**Task prompt:** Using the records provided below, locate and copy each line that contains the word "edge".

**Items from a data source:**
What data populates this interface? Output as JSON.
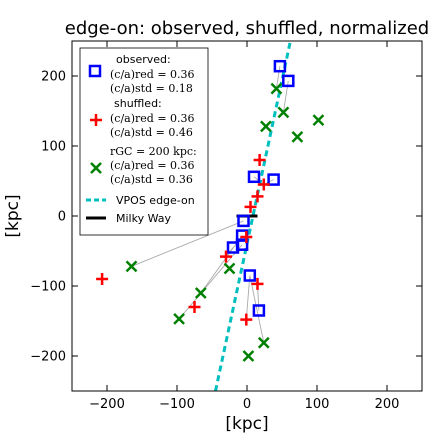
{
  "chart_data": {
    "type": "scatter",
    "title": "edge-on: observed, shuffled, normalized",
    "xlabel": "[kpc]",
    "ylabel": "[kpc]",
    "xlim": [
      -250,
      250
    ],
    "ylim": [
      -250,
      250
    ],
    "xticks": [
      -200,
      -100,
      0,
      100,
      200
    ],
    "yticks": [
      -200,
      -100,
      0,
      100,
      200
    ],
    "tick_labels_x": [
      "−200",
      "−100",
      "0",
      "100",
      "200"
    ],
    "tick_labels_y": [
      "−200",
      "−100",
      "0",
      "100",
      "200"
    ],
    "grid": false,
    "legend_position": "top-left",
    "legend": {
      "observed": {
        "name": "observed:",
        "red": "(c/a)red = 0.36",
        "std": "(c/a)std = 0.18"
      },
      "shuffled": {
        "name": "shuffled:",
        "red": "(c/a)red = 0.36",
        "std": "(c/a)std = 0.46"
      },
      "normalized": {
        "name": "rGC = 200 kpc:",
        "red": "(c/a)red = 0.36",
        "std": "(c/a)std = 0.36"
      },
      "vpos": "VPOS edge-on",
      "milky_way": "Milky Way"
    },
    "colors": {
      "observed": "#0000ff",
      "shuffled": "#ff0000",
      "normalized": "#008000",
      "vpos": "#00bfbf",
      "milky_way": "#000000",
      "connector": "#aaaaaa"
    },
    "series": [
      {
        "name": "observed",
        "marker": "square",
        "points": [
          [
            47,
            214
          ],
          [
            59,
            193
          ],
          [
            10,
            56
          ],
          [
            38,
            52
          ],
          [
            -5,
            -7
          ],
          [
            -7,
            -28
          ],
          [
            -7,
            -41
          ],
          [
            -20,
            -45
          ],
          [
            4,
            -85
          ],
          [
            17,
            -135
          ]
        ]
      },
      {
        "name": "shuffled",
        "marker": "plus",
        "points": [
          [
            18,
            80
          ],
          [
            24,
            45
          ],
          [
            15,
            28
          ],
          [
            5,
            13
          ],
          [
            -1,
            -30
          ],
          [
            -30,
            -58
          ],
          [
            15,
            -97
          ],
          [
            -1,
            -148
          ],
          [
            -75,
            -130
          ],
          [
            -207,
            -90
          ]
        ]
      },
      {
        "name": "normalized",
        "marker": "x",
        "points": [
          [
            42,
            182
          ],
          [
            52,
            148
          ],
          [
            27,
            128
          ],
          [
            102,
            137
          ],
          [
            72,
            113
          ],
          [
            -25,
            -75
          ],
          [
            -66,
            -110
          ],
          [
            -97,
            -147
          ],
          [
            -165,
            -72
          ],
          [
            24,
            -181
          ],
          [
            2,
            -200
          ]
        ]
      }
    ],
    "connectors": [
      [
        [
          47,
          214
        ],
        [
          42,
          182
        ]
      ],
      [
        [
          59,
          193
        ],
        [
          52,
          148
        ]
      ],
      [
        [
          10,
          56
        ],
        [
          24,
          45
        ]
      ],
      [
        [
          38,
          52
        ],
        [
          24,
          45
        ]
      ],
      [
        [
          -5,
          -7
        ],
        [
          -165,
          -72
        ]
      ],
      [
        [
          -7,
          -28
        ],
        [
          -66,
          -110
        ]
      ],
      [
        [
          -20,
          -45
        ],
        [
          -30,
          -58
        ]
      ],
      [
        [
          4,
          -85
        ],
        [
          24,
          -181
        ]
      ],
      [
        [
          17,
          -135
        ],
        [
          15,
          -97
        ]
      ],
      [
        [
          -7,
          -41
        ],
        [
          -97,
          -147
        ]
      ],
      [
        [
          4,
          -85
        ],
        [
          -1,
          -148
        ]
      ]
    ],
    "vpos_line": [
      [
        -45,
        -250
      ],
      [
        62,
        250
      ]
    ],
    "milky_way_line": [
      [
        -15,
        0
      ],
      [
        15,
        0
      ]
    ]
  }
}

**Final result:**
    "title": "edge-on: observed, shuffled, normalized",
      "vpos": "VPOS edge-on",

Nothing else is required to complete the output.